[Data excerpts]
___
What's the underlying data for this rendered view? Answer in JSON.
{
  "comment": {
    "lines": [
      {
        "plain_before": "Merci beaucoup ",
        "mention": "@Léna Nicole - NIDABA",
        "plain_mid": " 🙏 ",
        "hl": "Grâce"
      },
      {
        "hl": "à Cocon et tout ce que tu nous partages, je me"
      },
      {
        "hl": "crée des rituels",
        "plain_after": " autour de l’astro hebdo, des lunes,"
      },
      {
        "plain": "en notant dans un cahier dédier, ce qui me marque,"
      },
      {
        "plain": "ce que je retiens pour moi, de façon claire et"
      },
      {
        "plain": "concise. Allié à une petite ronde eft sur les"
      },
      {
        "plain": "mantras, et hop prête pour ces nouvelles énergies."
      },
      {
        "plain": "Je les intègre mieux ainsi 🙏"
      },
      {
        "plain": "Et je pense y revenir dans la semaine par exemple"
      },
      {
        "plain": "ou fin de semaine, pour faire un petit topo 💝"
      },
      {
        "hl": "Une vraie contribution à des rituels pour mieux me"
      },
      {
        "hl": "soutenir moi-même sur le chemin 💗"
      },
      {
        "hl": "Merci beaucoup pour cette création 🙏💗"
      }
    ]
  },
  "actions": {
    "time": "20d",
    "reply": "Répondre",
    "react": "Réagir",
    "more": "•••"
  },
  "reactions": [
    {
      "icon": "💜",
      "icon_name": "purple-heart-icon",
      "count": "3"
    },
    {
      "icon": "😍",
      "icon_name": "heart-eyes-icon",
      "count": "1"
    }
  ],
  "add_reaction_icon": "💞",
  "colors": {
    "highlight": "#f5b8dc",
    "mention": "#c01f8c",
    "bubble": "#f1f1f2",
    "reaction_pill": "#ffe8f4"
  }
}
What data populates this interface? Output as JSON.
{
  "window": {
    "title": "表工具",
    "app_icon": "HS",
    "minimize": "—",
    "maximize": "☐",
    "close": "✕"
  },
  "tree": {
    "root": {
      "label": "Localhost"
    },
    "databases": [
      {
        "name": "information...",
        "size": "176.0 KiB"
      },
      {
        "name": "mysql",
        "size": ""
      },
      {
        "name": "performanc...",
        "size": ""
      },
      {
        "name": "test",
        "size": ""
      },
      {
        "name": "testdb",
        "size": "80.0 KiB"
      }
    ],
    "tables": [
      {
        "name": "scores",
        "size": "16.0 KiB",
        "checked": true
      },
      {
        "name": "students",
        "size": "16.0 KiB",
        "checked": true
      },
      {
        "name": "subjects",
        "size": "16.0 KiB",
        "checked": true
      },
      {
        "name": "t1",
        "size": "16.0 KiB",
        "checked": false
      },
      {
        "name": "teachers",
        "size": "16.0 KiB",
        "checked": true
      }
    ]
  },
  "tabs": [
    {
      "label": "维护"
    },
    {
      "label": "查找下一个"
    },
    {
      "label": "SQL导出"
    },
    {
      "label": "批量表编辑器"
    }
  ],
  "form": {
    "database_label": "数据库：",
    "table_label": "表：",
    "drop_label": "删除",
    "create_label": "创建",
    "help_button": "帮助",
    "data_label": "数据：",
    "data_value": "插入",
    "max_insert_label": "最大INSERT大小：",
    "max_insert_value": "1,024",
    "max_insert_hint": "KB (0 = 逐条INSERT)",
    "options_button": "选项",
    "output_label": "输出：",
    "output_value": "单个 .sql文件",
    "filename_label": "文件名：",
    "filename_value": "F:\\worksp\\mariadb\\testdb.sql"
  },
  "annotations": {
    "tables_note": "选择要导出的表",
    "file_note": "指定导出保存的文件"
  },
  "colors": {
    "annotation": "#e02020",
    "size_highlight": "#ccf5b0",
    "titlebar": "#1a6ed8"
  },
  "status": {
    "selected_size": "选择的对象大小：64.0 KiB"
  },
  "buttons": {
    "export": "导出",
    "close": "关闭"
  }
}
___
▸ **Given problem**
All of the data must be returned exactly.

▸ **Output of the task**
What's the underlying data for this rendered view? Answer in JSON.
{
  "comment": {
    "lines": [
      {
        "plain_before": "Merci beaucoup ",
        "mention": "@Léna Nicole - NIDABA",
        "plain_mid": " 🙏 ",
        "hl": "Grâce"
      },
      {
        "hl": "à Cocon et tout ce que tu nous partages, je me"
      },
      {
        "hl": "crée des rituels",
        "plain_after": " autour de l’astro hebdo, des lunes,"
      },
      {
        "plain": "en notant dans un cahier dédier, ce qui me marque,"
      },
      {
        "plain": "ce que je retiens pour moi, de façon claire et"
      },
      {
        "plain": "concise. Allié à une petite ronde eft sur les"
      },
      {
        "plain": "mantras, et hop prête pour ces nouvelles énergies."
      },
      {
        "plain": "Je les intègre mieux ainsi 🙏"
      },
      {
        "plain": "Et je pense y revenir dans la semaine par exemple"
      },
      {
        "plain": "ou fin de semaine, pour faire un petit topo 💝"
      },
      {
        "hl": "Une vraie contribution à des rituels pour mieux me"
      },
      {
        "hl": "soutenir moi-même sur le chemin 💗"
      },
      {
        "hl": "Merci beaucoup pour cette création 🙏💗"
      }
    ]
  },
  "actions": {
    "time": "20d",
    "reply": "Répondre",
    "react": "Réagir",
    "more": "•••"
  },
  "reactions": [
    {
      "icon": "💜",
      "icon_name": "purple-heart-icon",
      "count": "3"
    },
    {
      "icon": "😍",
      "icon_name": "heart-eyes-icon",
      "count": "1"
    }
  ],
  "add_reaction_icon": "💞",
  "colors": {
    "highlight": "#f5b8dc",
    "mention": "#c01f8c",
    "bubble": "#f1f1f2",
    "reaction_pill": "#ffe8f4"
  }
}
What data populates this interface? Output as JSON.
{
  "window": {
    "title": "表工具",
    "app_icon": "HS",
    "minimize": "—",
    "maximize": "☐",
    "close": "✕"
  },
  "tree": {
    "root": {
      "label": "Localhost"
    },
    "databases": [
      {
        "name": "information...",
        "size": "176.0 KiB"
      },
      {
        "name": "mysql",
        "size": ""
      },
      {
        "name": "performanc...",
        "size": ""
      },
      {
        "name": "test",
        "size": ""
      },
      {
        "name": "testdb",
        "size": "80.0 KiB"
      }
    ],
    "tables": [
      {
        "name": "scores",
        "size": "16.0 KiB",
        "checked": true
      },
      {
        "name": "students",
        "size": "16.0 KiB",
        "checked": true
      },
      {
        "name": "subjects",
        "size": "16.0 KiB",
        "checked": true
      },
      {
        "name": "t1",
        "size": "16.0 KiB",
        "checked": false
      },
      {
        "name": "teachers",
        "size": "16.0 KiB",
        "checked": true
      }
    ]
  },
  "tabs": [
    {
      "label": "维护"
    },
    {
      "label": "查找下一个"
    },
    {
      "label": "SQL导出"
    },
    {
      "label": "批量表编辑器"
    }
  ],
  "form": {
    "database_label": "数据库：",
    "table_label": "表：",
    "drop_label": "删除",
    "create_label": "创建",
    "help_button": "帮助",
    "data_label": "数据：",
    "data_value": "插入",
    "max_insert_label": "最大INSERT大小：",
    "max_insert_value": "1,024",
    "max_insert_hint": "KB (0 = 逐条INSERT)",
    "options_button": "选项",
    "output_label": "输出：",
    "output_value": "单个 .sql文件",
    "filename_label": "文件名：",
    "filename_value": "F:\\worksp\\mariadb\\testdb.sql"
  },
  "annotations": {
    "tables_note": "选择要导出的表",
    "file_note": "指定导出保存的文件"
  },
  "colors": {
    "annotation": "#e02020",
    "size_highlight": "#ccf5b0",
    "titlebar": "#1a6ed8"
  },
  "status": {
    "selected_size": "选择的对象大小：64.0 KiB"
  },
  "buttons": {
    "export": "导出",
    "close": "关闭"
  }
}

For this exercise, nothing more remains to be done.